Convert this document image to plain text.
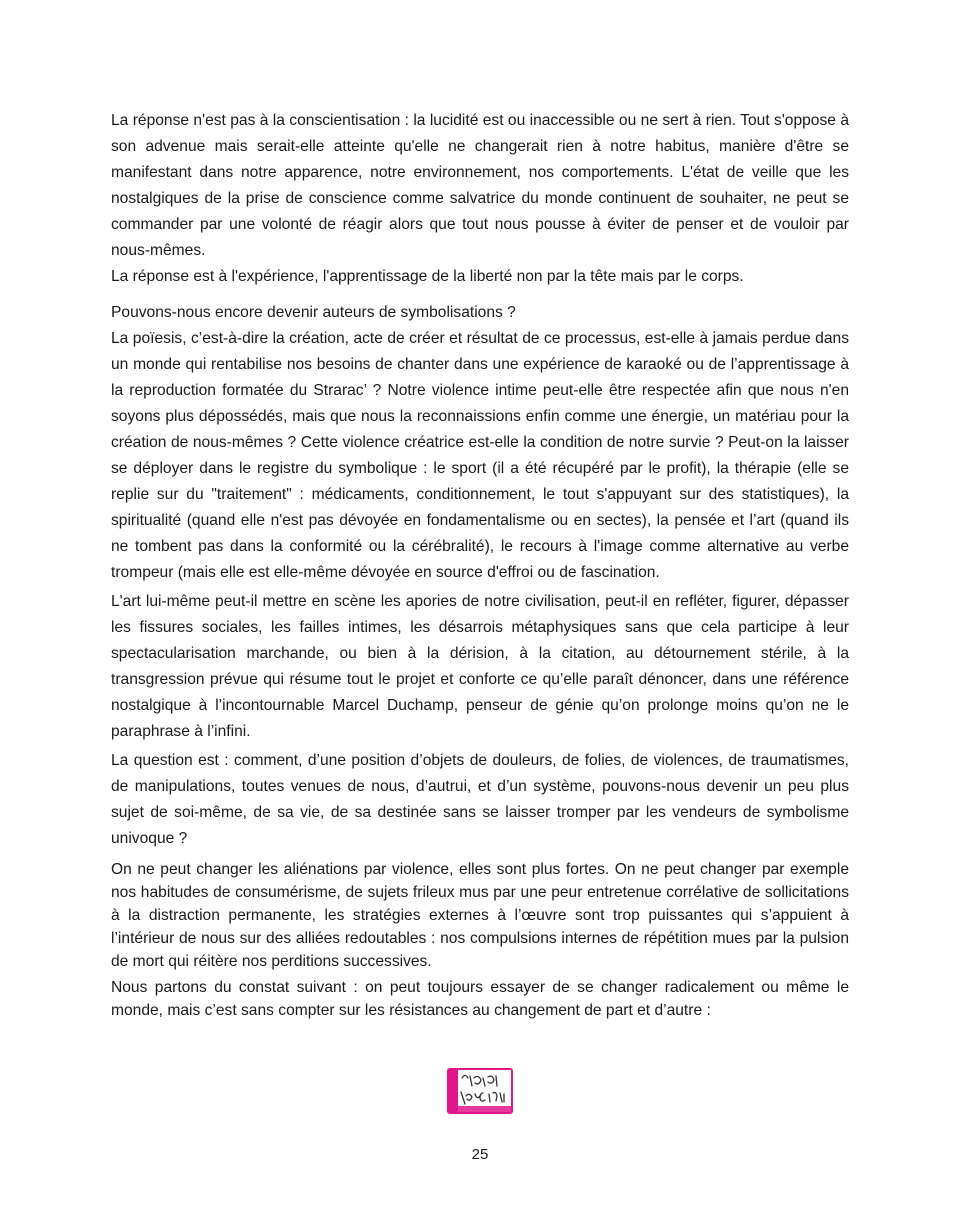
La réponse n'est pas à la conscientisation : la lucidité est ou inaccessible ou ne sert à rien. Tout s'oppose à son advenue mais serait-elle atteinte qu'elle ne changerait rien à notre habitus, manière d'être se manifestant dans notre apparence, notre environnement, nos comportements. L'état de veille que les nostalgiques de la prise de conscience comme salvatrice du monde continuent de souhaiter, ne peut se commander par une volonté de réagir alors que tout nous pousse à éviter de penser et de vouloir par nous-mêmes.

La réponse est à l'expérience, l'apprentissage de la liberté non par la tête mais par le corps.

Pouvons-nous encore devenir auteurs de symbolisations ?

La poïesis, c’est-à-dire la création, acte de créer et résultat de ce processus, est-elle à jamais perdue dans un monde qui rentabilise nos besoins de chanter dans une expérience de karaoké ou de l’apprentissage à la reproduction formatée du Strarac’ ? Notre violence intime peut-elle être respectée afin que nous n'en soyons plus dépossédés, mais que nous la reconnaissions enfin comme une énergie, un matériau pour la création de nous-mêmes ? Cette violence créatrice est-elle la condition de notre survie ? Peut-on la laisser se déployer dans le registre du symbolique : le sport (il a été récupéré par le profit), la thérapie (elle se replie sur du "traitement" : médicaments, conditionnement, le tout s'appuyant sur des statistiques), la spiritualité (quand elle n'est pas dévoyée en fondamentalisme ou en sectes), la pensée et l’art (quand ils ne tombent pas dans la conformité ou la cérébralité), le recours à l'image comme alternative au verbe trompeur (mais elle est elle-même dévoyée en source d'effroi ou de fascination.

L'art lui-même peut-il mettre en scène les apories de notre civilisation, peut-il en refléter, figurer, dépasser les fissures sociales, les failles intimes, les désarrois métaphysiques sans que cela participe à leur spectacularisation marchande, ou bien à la dérision, à la citation, au détournement stérile, à la transgression prévue qui résume tout le projet et conforte ce qu’elle paraît dénoncer, dans une référence nostalgique à l’incontournable Marcel Duchamp, penseur de génie qu’on prolonge moins qu’on ne le paraphrase à l’infini.

La question est : comment, d’une position d’objets de douleurs, de folies, de violences, de traumatismes, de manipulations, toutes venues de nous, d’autrui, et d’un système, pouvons-nous devenir un peu plus sujet de soi-même, de sa vie, de sa destinée sans se laisser tromper par les vendeurs de symbolisme univoque ?

On ne peut changer les aliénations par violence, elles sont plus fortes. On ne peut changer par exemple nos habitudes de consumérisme, de sujets frileux mus par une peur entretenue corrélative de sollicitations à la distraction permanente, les stratégies externes à l’œuvre sont trop puissantes qui s’appuient à l’intérieur de nous sur des alliées redoutables : nos compulsions internes de répétition mues par la pulsion de mort qui réitère nos perditions successives.

Nous partons du constat suivant : on peut toujours essayer de se changer radicalement ou même le monde, mais c’est sans compter sur les résistances au changement de part et d’autre :

25
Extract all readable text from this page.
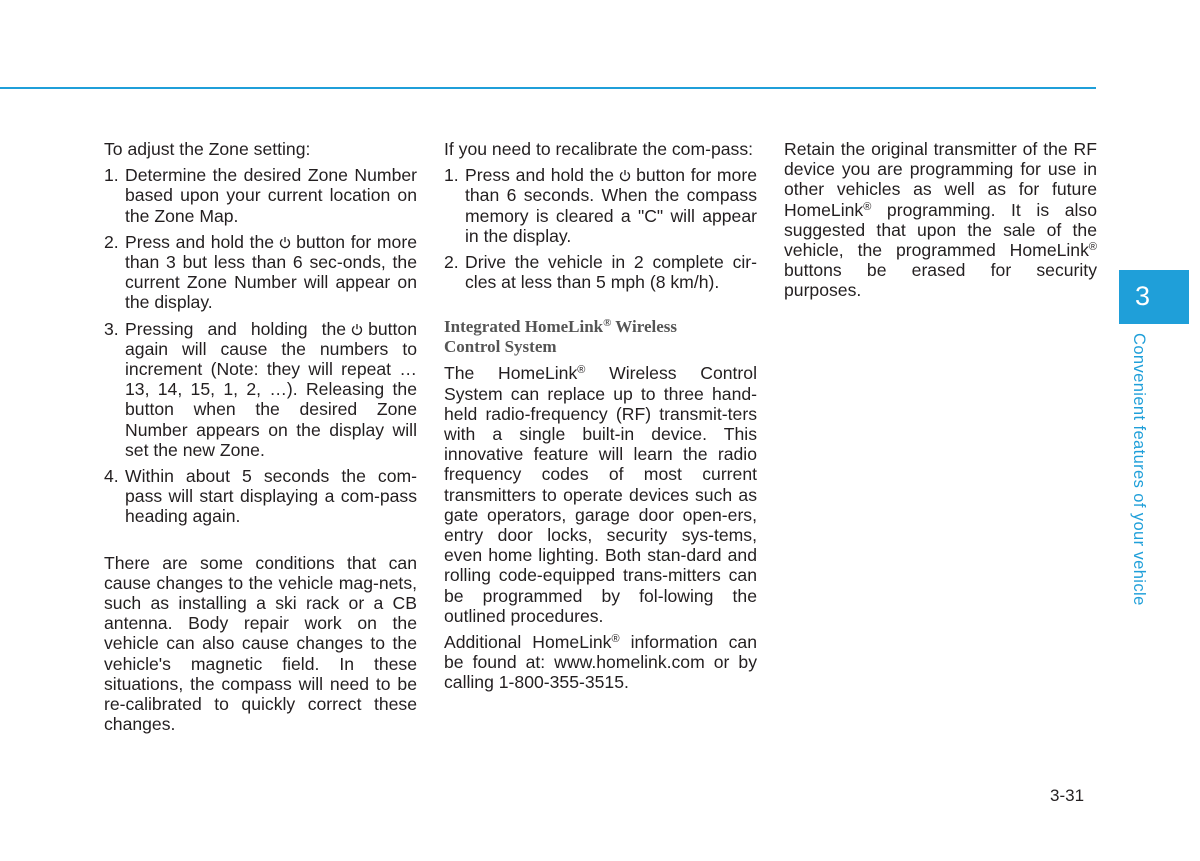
To adjust the Zone setting:

1. Determine the desired Zone Number based upon your current location on the Zone Map.
2. Press and hold the button for more than 3 but less than 6 sec-onds, the current Zone Number will appear on the display.
3. Pressing and holding the button again will cause the numbers to increment (Note: they will repeat …13, 14, 15, 1, 2, …). Releasing the button when the desired Zone Number appears on the display will set the new Zone.
4. Within about 5 seconds the com-pass will start displaying a com-pass heading again.

There are some conditions that can cause changes to the vehicle mag-nets, such as installing a ski rack or a CB antenna. Body repair work on the vehicle can also cause changes to the vehicle's magnetic field. In these situations, the compass will need to be re-calibrated to quickly correct these changes.

If you need to recalibrate the com-pass:

1. Press and hold the button for more than 6 seconds. When the compass memory is cleared a "C" will appear in the display.
2. Drive the vehicle in 2 complete cir-cles at less than 5 mph (8 km/h).
Integrated HomeLink® Wireless
Control System

The HomeLink® Wireless Control System can replace up to three hand-held radio-frequency (RF) transmit-ters with a single built-in device. This innovative feature will learn the radio frequency codes of most current transmitters to operate devices such as gate operators, garage door open-ers, entry door locks, security sys-tems, even home lighting. Both stan-dard and rolling code-equipped trans-mitters can be programmed by fol-lowing the outlined procedures.

Additional HomeLink® information can be found at: www.homelink.com or by calling 1-800-355-3515.

Retain the original transmitter of the RF device you are programming for use in other vehicles as well as for future HomeLink® programming. It is also suggested that upon the sale of the vehicle, the programmed HomeLink® buttons be erased for security purposes.	3
Convenient features of your vehicle
3-31
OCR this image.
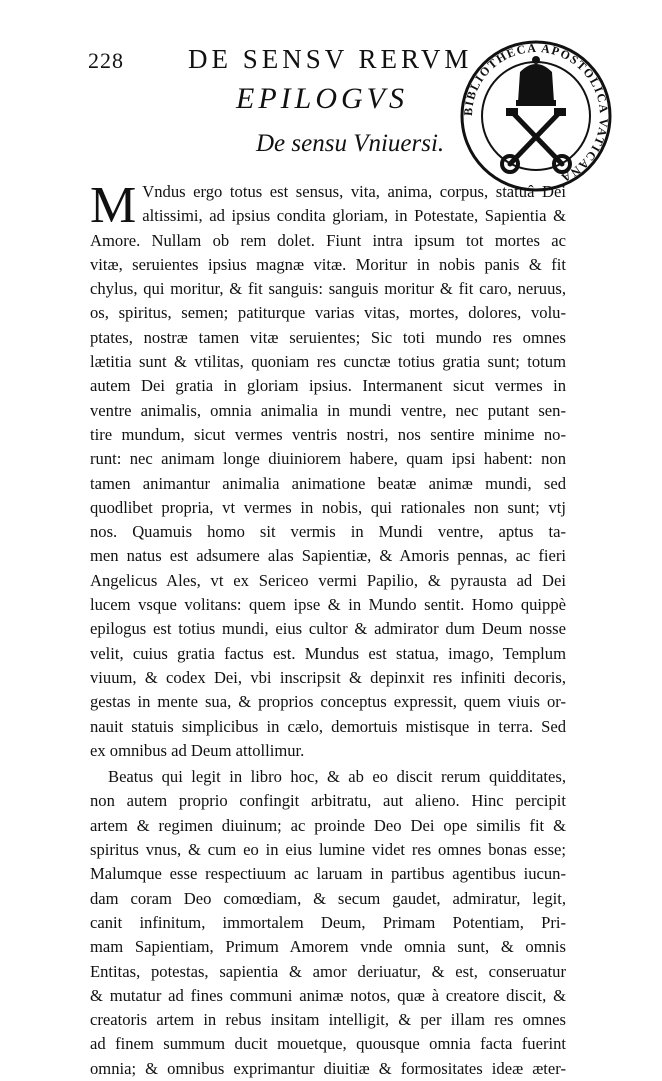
228 DE SENSV RERVM
BIBLIOTHECA APOSTOLICA VATICANA
EPILOGVS
De sensu Vniuersi.
M Vndus ergo totus est sensus, vita, anima, corpus, statuâ Dei
altissimi, ad ipsius condita gloriam, in Potestate, Sapientia &
Amore. Nullam ob rem dolet. Fiunt intra ipsum tot mortes ac
vitæ, seruientes ipsius magnæ vitæ. Moritur in nobis panis & fit
chylus, qui moritur, & fit sanguis: sanguis moritur & fit caro, neruus,
os, spiritus, semen; patiturque varias vitas, mortes, dolores, volu-
ptates, nostræ tamen vitæ seruientes; Sic toti mundo res omnes
lætitia sunt & vtilitas, quoniam res cunctæ totius gratia sunt; totum
autem Dei gratia in gloriam ipsius. Intermanent sicut vermes in
ventre animalis, omnia animalia in mundi ventre, nec putant sen-
tire mundum, sicut vermes ventris nostri, nos sentire minime no-
runt: nec animam longe diuiniorem habere, quam ipsi habent: non
tamen animantur animalia animatione beatæ animæ mundi, sed
quodlibet propria, vt vermes in nobis, qui rationales non sunt; vtj
nos. Quamuis homo sit vermis in Mundi ventre, aptus ta-
men natus est adsumere alas Sapientiæ, & Amoris pennas, ac fieri
Angelicus Ales, vt ex Sericeo vermi Papilio, & pyrausta ad Dei
lucem vsque volitans: quem ipse & in Mundo sentit. Homo quippè
epilogus est totius mundi, eius cultor & admirator dum Deum nosse
velit, cuius gratia factus est. Mundus est statua, imago, Templum
viuum, & codex Dei, vbi inscripsit & depinxit res infiniti decoris,
gestas in mente sua, & proprios conceptus expressit, quem viuis or-
nauit statuis simplicibus in cælo, demortuis mistisque in terra. Sed
ex omnibus ad Deum attollimur.
Beatus qui legit in libro hoc, & ab eo discit rerum quidditates,
non autem proprio confingit arbitratu, aut alieno. Hinc percipit
artem & regimen diuinum; ac proinde Deo Dei ope similis fit &
spiritus vnus, & cum eo in eius lumine videt res omnes bonas esse;
Malumque esse respectiuum ac laruam in partibus agentibus iucun-
dam coram Deo comœdiam, & secum gaudet, admiratur, legit,
canit infinitum, immortalem Deum, Primam Potentiam, Pri-
mam Sapientiam, Primum Amorem vnde omnia sunt, & omnis
Entitas, potestas, sapientia & amor deriuatur, & est, conseruatur
& mutatur ad fines communi animæ notos, quæ à creatore discit, &
creatoris artem in rebus insitam intelligit, & per illam res omnes
ad finem summum ducit mouetque, quousque omnia facta fuerint
omnia; & omnibus exprimantur diuitiæ & formositates ideæ æter-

-.-.-

## Task statement:
Find every line in the entries that includes the word "apprentissage", then state how many there are and nothing else.

## Task solution:
2